**Written request**
Take every line from the listing below that includes "JSON" and copy it.

**Record extracts**
>>

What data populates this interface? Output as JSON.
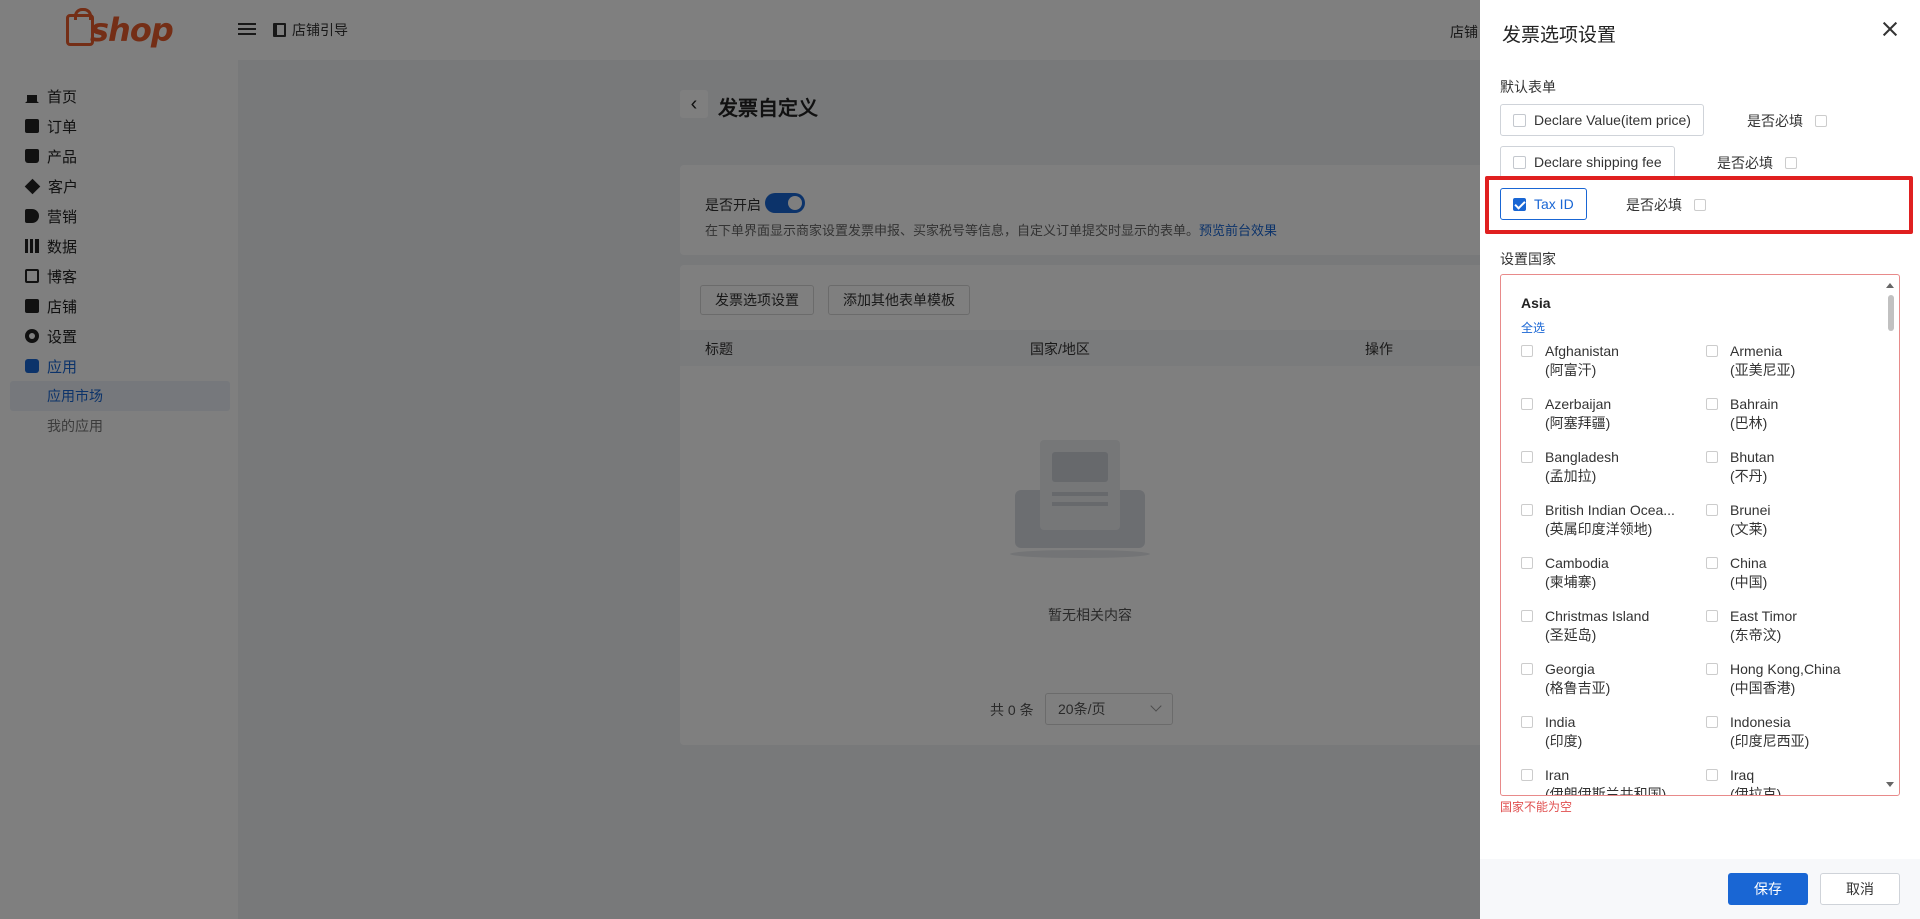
{
  "header": {
    "logo_text": "shop",
    "store_guide": "店铺引导",
    "right_text": "店铺"
  },
  "sidebar": {
    "items": [
      {
        "label": "首页",
        "icon": "home-icon"
      },
      {
        "label": "订单",
        "icon": "clipboard-icon"
      },
      {
        "label": "产品",
        "icon": "bag-icon"
      },
      {
        "label": "客户",
        "icon": "diamond-icon"
      },
      {
        "label": "营销",
        "icon": "tag-icon"
      },
      {
        "label": "数据",
        "icon": "bar-chart-icon"
      },
      {
        "label": "博客",
        "icon": "edit-icon"
      },
      {
        "label": "店铺",
        "icon": "store-icon"
      },
      {
        "label": "设置",
        "icon": "gear-icon"
      },
      {
        "label": "应用",
        "icon": "puzzle-icon"
      }
    ],
    "sub_items": [
      {
        "label": "应用市场"
      },
      {
        "label": "我的应用"
      }
    ],
    "active_color": "#1966d4"
  },
  "main": {
    "title": "发票自定义",
    "enable_label": "是否开启",
    "enable_desc": "在下单界面显示商家设置发票申报、买家税号等信息，自定义订单提交时显示的表单。",
    "preview_link": "预览前台效果",
    "buttons": {
      "invoice_settings": "发票选项设置",
      "add_template": "添加其他表单模板"
    },
    "table_headers": [
      "标题",
      "国家/地区",
      "操作"
    ],
    "empty_text": "暂无相关内容",
    "pager_total": "共 0 条",
    "pager_size": "20条/页"
  },
  "drawer": {
    "title": "发票选项设置",
    "default_form_label": "默认表单",
    "required_label": "是否必填",
    "fields": [
      {
        "label": "Declare Value(item price)",
        "checked": false,
        "required": false
      },
      {
        "label": "Declare shipping fee",
        "checked": false,
        "required": false
      },
      {
        "label": "Tax ID",
        "checked": true,
        "required": false
      }
    ],
    "country_label": "设置国家",
    "region": "Asia",
    "select_all": "全选",
    "countries": [
      {
        "en": "Afghanistan",
        "zh": "(阿富汗)"
      },
      {
        "en": "Armenia",
        "zh": "(亚美尼亚)"
      },
      {
        "en": "Azerbaijan",
        "zh": "(阿塞拜疆)"
      },
      {
        "en": "Bahrain",
        "zh": "(巴林)"
      },
      {
        "en": "Bangladesh",
        "zh": "(孟加拉)"
      },
      {
        "en": "Bhutan",
        "zh": "(不丹)"
      },
      {
        "en": "British Indian Ocea...",
        "zh": "(英属印度洋领地)"
      },
      {
        "en": "Brunei",
        "zh": "(文莱)"
      },
      {
        "en": "Cambodia",
        "zh": "(柬埔寨)"
      },
      {
        "en": "China",
        "zh": "(中国)"
      },
      {
        "en": "Christmas Island",
        "zh": "(圣延岛)"
      },
      {
        "en": "East Timor",
        "zh": "(东帝汶)"
      },
      {
        "en": "Georgia",
        "zh": "(格鲁吉亚)"
      },
      {
        "en": "Hong Kong,China",
        "zh": "(中国香港)"
      },
      {
        "en": "India",
        "zh": "(印度)"
      },
      {
        "en": "Indonesia",
        "zh": "(印度尼西亚)"
      },
      {
        "en": "Iran",
        "zh": "(伊朗伊斯兰共和国)"
      },
      {
        "en": "Iraq",
        "zh": "(伊拉克)"
      }
    ],
    "error_text": "国家不能为空",
    "save": "保存",
    "cancel": "取消",
    "highlight_color": "#e02020"
  }
}
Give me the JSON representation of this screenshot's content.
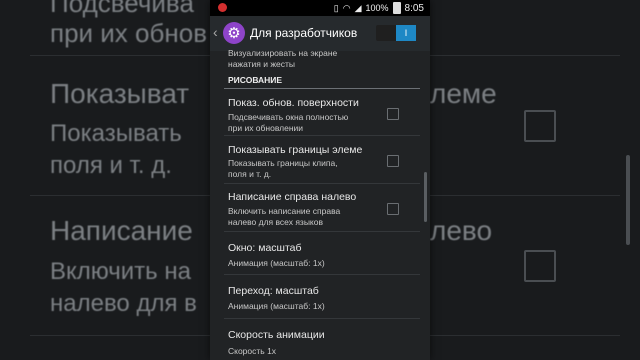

<<

**Written response**
What data populates this interface? Output as JSON.
Give me the JSON representation of this screenshot's content.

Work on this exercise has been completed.